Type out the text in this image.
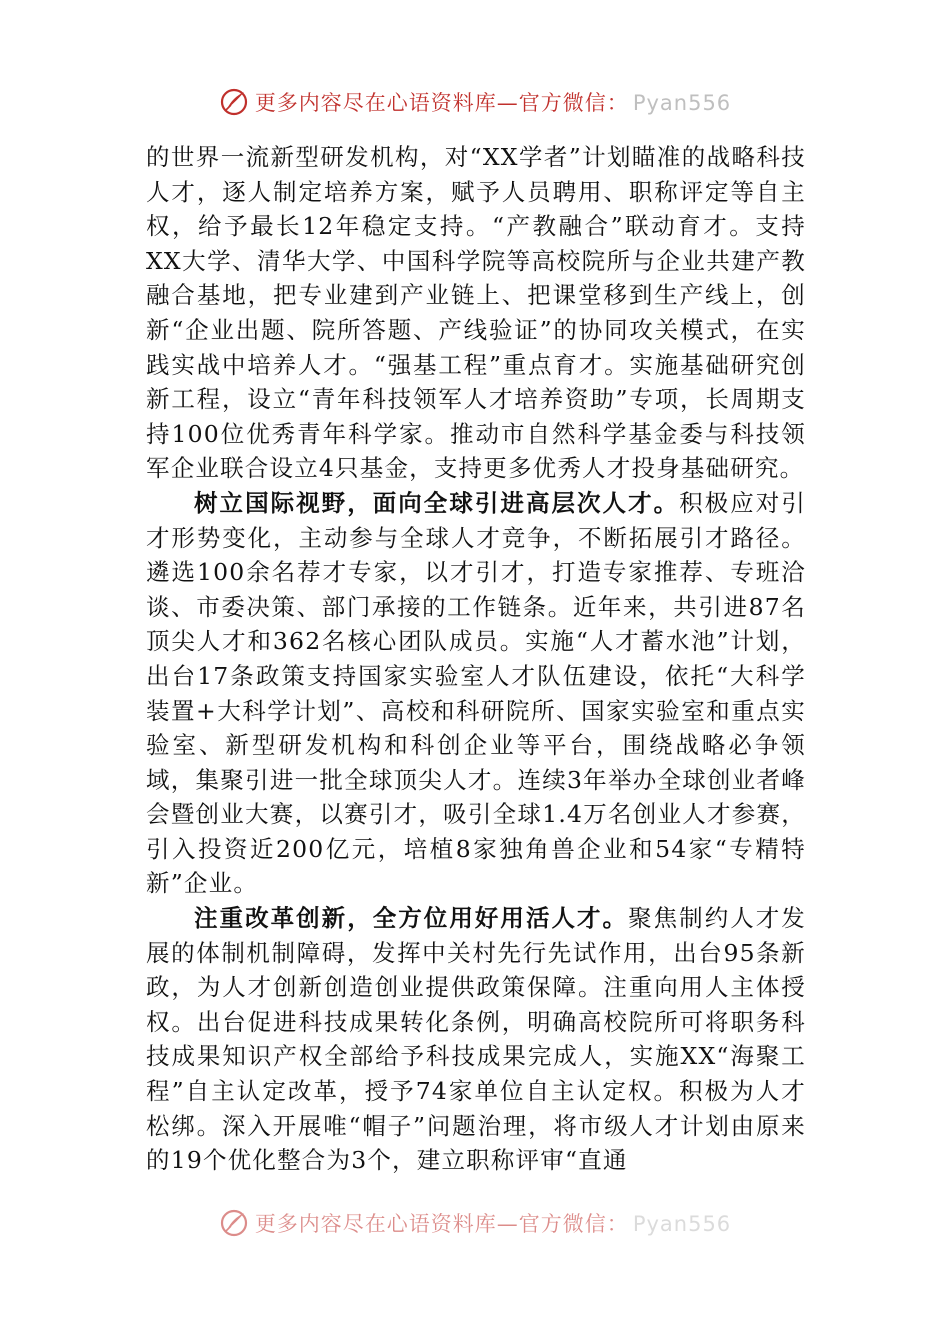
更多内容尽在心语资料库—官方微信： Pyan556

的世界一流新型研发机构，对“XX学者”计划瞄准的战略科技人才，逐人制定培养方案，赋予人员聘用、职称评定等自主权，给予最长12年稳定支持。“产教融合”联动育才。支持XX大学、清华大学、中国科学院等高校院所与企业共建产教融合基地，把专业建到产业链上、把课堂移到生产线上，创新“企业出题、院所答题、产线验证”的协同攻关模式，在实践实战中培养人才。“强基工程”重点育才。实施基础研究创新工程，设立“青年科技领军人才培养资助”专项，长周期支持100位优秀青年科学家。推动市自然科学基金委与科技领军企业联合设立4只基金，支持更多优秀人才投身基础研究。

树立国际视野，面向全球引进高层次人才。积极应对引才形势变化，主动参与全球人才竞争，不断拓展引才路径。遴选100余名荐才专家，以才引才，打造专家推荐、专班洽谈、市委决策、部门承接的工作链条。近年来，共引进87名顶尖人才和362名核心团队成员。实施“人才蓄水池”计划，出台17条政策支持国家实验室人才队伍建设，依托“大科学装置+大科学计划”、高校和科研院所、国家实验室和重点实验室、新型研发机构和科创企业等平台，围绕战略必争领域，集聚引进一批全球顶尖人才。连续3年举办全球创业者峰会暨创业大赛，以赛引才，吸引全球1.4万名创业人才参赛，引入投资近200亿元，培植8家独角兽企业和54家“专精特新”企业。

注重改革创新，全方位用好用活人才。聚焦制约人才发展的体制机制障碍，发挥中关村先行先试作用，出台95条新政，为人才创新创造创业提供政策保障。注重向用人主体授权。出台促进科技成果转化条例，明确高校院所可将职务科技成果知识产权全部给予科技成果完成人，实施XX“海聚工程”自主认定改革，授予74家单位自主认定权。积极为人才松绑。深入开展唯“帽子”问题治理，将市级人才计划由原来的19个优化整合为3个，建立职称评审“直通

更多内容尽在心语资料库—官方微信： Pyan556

- **Work to complete**
Output each line exactly; omit every picture.

- **Result for this exercise**
Type out the text in this image.
更多内容尽在心语资料库—官方微信： Pyan556

的世界一流新型研发机构，对“XX学者”计划瞄准的战略科技人才，逐人制定培养方案，赋予人员聘用、职称评定等自主权，给予最长12年稳定支持。“产教融合”联动育才。支持XX大学、清华大学、中国科学院等高校院所与企业共建产教融合基地，把专业建到产业链上、把课堂移到生产线上，创新“企业出题、院所答题、产线验证”的协同攻关模式，在实践实战中培养人才。“强基工程”重点育才。实施基础研究创新工程，设立“青年科技领军人才培养资助”专项，长周期支持100位优秀青年科学家。推动市自然科学基金委与科技领军企业联合设立4只基金，支持更多优秀人才投身基础研究。

树立国际视野，面向全球引进高层次人才。积极应对引才形势变化，主动参与全球人才竞争，不断拓展引才路径。遴选100余名荐才专家，以才引才，打造专家推荐、专班洽谈、市委决策、部门承接的工作链条。近年来，共引进87名顶尖人才和362名核心团队成员。实施“人才蓄水池”计划，出台17条政策支持国家实验室人才队伍建设，依托“大科学装置+大科学计划”、高校和科研院所、国家实验室和重点实验室、新型研发机构和科创企业等平台，围绕战略必争领域，集聚引进一批全球顶尖人才。连续3年举办全球创业者峰会暨创业大赛，以赛引才，吸引全球1.4万名创业人才参赛，引入投资近200亿元，培植8家独角兽企业和54家“专精特新”企业。

注重改革创新，全方位用好用活人才。聚焦制约人才发展的体制机制障碍，发挥中关村先行先试作用，出台95条新政，为人才创新创造创业提供政策保障。注重向用人主体授权。出台促进科技成果转化条例，明确高校院所可将职务科技成果知识产权全部给予科技成果完成人，实施XX“海聚工程”自主认定改革，授予74家单位自主认定权。积极为人才松绑。深入开展唯“帽子”问题治理，将市级人才计划由原来的19个优化整合为3个，建立职称评审“直通

更多内容尽在心语资料库—官方微信： Pyan556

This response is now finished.